§ Requirements: How many of the lines contain the string "TradingView"? Give the number, with no other words.

[Dataset items]
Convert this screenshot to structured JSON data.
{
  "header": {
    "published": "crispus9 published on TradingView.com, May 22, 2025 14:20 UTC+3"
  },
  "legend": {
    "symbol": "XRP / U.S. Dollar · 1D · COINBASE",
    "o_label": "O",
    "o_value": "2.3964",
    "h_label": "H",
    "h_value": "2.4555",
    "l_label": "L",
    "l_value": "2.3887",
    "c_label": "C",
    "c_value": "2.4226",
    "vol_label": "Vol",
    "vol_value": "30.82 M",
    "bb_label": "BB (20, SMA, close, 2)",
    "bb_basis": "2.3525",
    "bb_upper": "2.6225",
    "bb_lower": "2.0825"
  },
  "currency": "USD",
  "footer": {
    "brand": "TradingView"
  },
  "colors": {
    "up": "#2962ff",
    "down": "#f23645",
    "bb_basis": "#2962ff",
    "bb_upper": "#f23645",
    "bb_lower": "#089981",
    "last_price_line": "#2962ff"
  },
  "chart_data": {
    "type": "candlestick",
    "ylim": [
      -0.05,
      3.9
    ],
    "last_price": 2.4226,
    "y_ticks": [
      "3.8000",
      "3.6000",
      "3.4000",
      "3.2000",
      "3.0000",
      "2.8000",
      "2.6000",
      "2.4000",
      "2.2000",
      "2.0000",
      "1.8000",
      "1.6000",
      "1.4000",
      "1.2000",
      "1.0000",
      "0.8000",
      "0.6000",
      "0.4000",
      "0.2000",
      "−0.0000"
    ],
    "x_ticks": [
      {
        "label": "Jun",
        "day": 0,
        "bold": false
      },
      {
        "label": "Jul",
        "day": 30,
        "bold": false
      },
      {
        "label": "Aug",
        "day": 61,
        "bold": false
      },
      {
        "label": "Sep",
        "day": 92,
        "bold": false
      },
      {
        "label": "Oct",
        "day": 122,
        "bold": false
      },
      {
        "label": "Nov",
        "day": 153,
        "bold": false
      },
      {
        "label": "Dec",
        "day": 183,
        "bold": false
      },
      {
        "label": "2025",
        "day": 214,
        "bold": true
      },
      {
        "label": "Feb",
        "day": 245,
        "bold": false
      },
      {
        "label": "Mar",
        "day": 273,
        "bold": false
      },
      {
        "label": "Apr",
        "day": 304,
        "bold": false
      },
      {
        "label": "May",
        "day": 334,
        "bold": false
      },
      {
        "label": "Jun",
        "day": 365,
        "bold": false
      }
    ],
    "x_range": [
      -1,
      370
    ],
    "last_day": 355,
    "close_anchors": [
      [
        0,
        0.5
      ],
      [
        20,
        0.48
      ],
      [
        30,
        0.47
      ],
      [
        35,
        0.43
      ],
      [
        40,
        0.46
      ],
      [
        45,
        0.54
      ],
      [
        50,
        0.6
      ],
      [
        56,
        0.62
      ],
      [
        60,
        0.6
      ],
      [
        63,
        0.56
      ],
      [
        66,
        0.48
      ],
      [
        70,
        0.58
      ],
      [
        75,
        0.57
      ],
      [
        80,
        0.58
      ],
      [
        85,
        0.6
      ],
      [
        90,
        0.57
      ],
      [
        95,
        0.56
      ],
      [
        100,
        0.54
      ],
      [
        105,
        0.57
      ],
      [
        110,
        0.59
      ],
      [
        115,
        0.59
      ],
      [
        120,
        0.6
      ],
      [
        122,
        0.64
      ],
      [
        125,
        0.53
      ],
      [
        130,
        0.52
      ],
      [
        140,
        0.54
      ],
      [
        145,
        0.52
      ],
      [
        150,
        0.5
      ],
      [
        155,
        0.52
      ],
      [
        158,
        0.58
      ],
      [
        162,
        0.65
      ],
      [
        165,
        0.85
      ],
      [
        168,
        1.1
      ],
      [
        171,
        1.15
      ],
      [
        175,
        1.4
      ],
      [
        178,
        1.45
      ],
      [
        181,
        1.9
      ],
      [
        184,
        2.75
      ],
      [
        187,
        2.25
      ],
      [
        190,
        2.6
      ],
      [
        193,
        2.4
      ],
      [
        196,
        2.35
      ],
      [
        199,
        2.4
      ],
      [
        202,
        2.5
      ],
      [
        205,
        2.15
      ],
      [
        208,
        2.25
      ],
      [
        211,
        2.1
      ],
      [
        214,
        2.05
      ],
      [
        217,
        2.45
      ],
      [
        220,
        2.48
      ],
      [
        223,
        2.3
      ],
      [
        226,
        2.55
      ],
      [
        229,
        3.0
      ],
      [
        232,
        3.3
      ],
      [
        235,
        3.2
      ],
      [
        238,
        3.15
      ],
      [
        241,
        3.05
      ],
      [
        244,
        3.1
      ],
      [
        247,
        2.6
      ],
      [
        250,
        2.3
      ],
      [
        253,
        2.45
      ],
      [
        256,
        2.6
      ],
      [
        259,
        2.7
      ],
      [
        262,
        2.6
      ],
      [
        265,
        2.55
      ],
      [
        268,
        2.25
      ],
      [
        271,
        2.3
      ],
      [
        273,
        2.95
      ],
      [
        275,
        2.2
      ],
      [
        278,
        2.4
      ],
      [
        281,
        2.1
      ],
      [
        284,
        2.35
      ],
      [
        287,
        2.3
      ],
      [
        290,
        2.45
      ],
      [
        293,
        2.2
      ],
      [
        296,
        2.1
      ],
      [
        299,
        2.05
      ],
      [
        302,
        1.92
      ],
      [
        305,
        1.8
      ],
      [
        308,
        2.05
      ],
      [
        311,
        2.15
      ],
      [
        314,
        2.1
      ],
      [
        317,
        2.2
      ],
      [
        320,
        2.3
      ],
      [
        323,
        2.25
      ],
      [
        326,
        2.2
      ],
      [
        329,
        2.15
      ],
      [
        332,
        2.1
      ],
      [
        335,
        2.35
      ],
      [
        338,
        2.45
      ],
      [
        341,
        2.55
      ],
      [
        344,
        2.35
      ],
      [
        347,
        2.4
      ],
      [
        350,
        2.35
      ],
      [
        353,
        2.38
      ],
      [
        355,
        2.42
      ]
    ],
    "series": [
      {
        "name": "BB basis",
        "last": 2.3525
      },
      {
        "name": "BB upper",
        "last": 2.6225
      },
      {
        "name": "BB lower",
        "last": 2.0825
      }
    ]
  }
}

§ Task solution: 2